SUPPLIED RECORDS —
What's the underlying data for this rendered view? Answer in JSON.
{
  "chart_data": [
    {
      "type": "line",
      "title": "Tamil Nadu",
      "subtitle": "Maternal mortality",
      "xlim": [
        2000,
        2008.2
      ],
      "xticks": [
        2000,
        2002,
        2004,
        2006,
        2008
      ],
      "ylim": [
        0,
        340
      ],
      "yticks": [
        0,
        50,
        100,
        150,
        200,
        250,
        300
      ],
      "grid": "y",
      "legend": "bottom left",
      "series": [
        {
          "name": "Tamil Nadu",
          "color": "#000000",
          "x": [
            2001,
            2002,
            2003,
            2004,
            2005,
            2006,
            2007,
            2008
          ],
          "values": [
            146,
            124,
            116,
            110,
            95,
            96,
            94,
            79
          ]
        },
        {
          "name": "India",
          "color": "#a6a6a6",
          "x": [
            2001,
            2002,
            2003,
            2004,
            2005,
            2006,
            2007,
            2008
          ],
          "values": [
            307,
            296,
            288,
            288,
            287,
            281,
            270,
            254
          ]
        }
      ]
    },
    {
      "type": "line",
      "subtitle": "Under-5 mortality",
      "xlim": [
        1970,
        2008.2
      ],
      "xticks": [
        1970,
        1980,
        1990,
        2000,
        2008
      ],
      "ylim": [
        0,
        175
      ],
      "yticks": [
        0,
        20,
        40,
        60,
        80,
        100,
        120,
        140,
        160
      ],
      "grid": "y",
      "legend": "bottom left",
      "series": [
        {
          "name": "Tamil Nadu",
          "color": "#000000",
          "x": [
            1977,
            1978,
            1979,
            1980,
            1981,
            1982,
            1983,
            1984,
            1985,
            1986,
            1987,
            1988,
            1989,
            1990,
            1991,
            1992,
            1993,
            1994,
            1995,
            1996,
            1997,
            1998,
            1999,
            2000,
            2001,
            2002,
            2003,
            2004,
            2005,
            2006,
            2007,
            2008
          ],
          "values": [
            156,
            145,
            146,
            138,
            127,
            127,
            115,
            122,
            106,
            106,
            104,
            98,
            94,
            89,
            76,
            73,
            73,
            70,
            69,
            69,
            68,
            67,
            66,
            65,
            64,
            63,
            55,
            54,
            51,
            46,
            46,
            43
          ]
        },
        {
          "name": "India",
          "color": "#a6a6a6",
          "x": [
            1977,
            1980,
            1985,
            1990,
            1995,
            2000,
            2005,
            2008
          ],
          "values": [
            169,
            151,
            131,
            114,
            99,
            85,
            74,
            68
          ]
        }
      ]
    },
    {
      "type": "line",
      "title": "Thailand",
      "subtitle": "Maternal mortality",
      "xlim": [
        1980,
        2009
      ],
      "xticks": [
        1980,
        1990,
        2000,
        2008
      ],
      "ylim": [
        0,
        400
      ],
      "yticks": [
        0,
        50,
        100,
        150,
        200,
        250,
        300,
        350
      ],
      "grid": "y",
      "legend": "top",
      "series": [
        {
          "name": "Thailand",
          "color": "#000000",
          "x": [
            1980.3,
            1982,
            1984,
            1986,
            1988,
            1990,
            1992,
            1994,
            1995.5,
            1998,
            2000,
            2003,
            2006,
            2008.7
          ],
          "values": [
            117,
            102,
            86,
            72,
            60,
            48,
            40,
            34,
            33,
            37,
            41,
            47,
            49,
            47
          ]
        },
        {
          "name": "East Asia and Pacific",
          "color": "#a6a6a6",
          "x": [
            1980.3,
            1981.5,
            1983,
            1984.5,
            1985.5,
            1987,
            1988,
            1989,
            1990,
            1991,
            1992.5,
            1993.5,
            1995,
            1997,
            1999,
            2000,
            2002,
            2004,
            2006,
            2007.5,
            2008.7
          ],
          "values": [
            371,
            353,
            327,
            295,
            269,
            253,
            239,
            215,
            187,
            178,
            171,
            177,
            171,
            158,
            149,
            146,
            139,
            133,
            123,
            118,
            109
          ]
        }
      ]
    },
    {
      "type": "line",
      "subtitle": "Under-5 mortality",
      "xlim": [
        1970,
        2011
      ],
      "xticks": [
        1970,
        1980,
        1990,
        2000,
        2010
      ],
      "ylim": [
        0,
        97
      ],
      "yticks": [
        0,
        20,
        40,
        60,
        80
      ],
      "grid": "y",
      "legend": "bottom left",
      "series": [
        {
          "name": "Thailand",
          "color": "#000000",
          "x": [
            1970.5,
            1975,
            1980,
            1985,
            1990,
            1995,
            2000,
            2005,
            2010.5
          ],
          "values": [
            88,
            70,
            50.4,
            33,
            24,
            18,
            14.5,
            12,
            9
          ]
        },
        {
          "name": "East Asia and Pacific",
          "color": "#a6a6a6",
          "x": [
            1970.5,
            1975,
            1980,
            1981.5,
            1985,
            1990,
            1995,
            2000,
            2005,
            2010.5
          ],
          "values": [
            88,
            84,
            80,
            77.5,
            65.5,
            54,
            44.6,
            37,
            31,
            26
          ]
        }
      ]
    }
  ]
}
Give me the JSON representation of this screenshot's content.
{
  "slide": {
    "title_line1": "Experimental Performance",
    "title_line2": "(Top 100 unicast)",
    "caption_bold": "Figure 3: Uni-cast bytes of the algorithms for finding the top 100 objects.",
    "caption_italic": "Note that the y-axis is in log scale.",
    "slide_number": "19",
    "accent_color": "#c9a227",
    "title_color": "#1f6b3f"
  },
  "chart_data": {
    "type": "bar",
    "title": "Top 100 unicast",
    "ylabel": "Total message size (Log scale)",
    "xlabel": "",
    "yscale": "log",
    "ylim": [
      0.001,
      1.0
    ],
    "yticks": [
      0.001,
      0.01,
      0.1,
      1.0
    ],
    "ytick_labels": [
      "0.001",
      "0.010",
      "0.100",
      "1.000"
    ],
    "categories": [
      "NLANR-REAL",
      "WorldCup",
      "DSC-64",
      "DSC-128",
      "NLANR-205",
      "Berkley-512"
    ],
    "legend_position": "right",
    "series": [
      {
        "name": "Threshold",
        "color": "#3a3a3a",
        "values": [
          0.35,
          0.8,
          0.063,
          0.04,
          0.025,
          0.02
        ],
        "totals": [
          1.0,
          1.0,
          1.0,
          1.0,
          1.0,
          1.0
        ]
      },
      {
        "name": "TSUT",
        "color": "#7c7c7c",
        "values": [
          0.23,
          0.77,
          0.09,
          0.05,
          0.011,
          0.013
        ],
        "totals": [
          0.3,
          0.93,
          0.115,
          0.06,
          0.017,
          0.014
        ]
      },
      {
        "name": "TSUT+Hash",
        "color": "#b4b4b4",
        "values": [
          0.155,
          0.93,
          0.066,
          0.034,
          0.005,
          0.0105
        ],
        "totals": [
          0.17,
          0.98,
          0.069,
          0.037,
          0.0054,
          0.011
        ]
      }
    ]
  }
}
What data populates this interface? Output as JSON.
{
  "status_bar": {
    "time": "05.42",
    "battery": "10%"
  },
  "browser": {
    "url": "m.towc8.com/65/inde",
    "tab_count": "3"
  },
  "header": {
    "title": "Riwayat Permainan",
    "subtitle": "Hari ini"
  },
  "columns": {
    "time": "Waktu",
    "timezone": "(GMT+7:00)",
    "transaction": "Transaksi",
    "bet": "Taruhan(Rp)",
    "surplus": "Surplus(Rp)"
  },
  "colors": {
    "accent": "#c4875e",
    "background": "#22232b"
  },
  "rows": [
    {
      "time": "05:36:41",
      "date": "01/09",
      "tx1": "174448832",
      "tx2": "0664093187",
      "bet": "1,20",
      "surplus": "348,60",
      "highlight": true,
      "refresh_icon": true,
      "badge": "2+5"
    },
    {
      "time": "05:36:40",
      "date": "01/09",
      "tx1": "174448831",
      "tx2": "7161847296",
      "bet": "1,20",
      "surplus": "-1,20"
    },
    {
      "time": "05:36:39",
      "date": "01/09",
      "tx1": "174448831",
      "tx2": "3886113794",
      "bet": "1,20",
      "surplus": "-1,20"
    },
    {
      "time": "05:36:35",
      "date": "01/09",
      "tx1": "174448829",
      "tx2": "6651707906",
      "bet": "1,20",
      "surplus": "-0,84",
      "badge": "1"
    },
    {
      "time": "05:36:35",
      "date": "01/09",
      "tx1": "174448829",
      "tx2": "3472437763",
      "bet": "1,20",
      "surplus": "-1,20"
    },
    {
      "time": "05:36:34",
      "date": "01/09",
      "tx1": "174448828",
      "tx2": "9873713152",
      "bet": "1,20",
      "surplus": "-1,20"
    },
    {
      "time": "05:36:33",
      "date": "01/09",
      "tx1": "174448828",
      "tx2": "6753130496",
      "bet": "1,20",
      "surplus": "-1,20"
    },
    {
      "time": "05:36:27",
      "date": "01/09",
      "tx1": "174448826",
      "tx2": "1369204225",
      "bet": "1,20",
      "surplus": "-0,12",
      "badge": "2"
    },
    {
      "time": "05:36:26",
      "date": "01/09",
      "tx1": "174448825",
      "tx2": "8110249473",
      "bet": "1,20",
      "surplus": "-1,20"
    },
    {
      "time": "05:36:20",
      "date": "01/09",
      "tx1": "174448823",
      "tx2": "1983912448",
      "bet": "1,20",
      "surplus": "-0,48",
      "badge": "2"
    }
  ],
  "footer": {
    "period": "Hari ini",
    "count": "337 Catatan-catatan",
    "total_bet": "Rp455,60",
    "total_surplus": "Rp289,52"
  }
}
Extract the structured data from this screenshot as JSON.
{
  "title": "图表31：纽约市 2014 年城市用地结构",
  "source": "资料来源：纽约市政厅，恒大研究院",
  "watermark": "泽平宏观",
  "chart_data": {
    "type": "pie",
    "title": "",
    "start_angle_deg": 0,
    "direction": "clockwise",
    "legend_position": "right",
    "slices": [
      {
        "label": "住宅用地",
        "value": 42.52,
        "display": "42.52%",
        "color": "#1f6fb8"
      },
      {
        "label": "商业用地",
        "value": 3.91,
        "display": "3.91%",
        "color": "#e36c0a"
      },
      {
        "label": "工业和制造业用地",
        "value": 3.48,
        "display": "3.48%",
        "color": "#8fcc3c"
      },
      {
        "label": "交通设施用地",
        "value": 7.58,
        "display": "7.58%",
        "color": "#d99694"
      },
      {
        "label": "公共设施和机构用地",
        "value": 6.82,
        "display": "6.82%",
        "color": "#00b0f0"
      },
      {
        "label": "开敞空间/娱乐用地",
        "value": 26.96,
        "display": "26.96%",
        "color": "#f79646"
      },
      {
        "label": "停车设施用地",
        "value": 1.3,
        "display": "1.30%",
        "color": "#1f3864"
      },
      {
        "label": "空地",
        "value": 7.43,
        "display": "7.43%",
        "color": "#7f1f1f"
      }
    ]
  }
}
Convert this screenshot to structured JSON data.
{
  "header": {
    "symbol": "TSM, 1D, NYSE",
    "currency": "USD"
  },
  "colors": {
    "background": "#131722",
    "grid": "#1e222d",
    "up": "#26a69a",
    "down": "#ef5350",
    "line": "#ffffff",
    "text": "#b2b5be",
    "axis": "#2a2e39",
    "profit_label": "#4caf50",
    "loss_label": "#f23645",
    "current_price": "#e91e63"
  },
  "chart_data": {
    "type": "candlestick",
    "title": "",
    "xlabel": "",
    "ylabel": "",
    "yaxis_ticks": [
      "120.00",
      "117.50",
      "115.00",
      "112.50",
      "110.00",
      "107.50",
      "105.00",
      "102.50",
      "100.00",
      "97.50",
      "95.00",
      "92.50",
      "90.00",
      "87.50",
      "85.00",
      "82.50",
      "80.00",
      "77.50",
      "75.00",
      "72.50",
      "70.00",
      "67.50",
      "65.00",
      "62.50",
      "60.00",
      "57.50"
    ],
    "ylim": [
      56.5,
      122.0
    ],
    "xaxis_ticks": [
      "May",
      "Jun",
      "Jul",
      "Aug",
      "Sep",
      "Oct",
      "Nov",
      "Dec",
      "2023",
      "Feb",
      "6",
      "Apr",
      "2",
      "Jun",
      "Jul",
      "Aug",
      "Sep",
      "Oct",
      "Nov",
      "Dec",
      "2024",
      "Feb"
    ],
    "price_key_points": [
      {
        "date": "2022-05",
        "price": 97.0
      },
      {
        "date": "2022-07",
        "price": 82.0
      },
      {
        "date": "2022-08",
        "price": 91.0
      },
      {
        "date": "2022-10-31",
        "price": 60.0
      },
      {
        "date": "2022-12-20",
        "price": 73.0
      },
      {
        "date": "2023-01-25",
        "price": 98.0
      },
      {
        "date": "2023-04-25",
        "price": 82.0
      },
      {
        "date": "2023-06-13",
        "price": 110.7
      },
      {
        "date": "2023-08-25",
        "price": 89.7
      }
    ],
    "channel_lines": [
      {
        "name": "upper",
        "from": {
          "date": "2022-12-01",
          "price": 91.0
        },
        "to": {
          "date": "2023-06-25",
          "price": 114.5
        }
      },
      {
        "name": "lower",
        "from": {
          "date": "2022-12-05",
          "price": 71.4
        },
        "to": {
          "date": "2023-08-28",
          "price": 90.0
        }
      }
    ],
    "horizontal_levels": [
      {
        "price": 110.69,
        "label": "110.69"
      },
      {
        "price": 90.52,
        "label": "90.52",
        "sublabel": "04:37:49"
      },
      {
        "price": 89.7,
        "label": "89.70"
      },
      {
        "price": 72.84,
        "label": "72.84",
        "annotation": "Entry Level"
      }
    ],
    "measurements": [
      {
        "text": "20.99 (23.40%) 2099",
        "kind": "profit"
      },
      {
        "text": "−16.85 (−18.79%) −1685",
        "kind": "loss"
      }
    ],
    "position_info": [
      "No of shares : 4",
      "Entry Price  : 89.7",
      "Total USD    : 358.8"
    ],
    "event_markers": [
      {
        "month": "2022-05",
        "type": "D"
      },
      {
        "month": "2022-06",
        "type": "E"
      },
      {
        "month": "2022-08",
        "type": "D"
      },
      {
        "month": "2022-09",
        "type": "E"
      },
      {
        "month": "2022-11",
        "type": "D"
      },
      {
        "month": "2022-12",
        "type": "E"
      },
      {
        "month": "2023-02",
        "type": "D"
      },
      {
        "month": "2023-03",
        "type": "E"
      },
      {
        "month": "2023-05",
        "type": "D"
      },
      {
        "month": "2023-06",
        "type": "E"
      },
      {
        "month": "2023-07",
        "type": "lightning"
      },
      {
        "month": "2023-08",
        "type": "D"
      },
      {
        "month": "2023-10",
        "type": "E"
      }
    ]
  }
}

DO THIS — Please list every line of the records that contains "background".

IN RESPONSE —
    "background": "#22232b"
    "background": "#131722",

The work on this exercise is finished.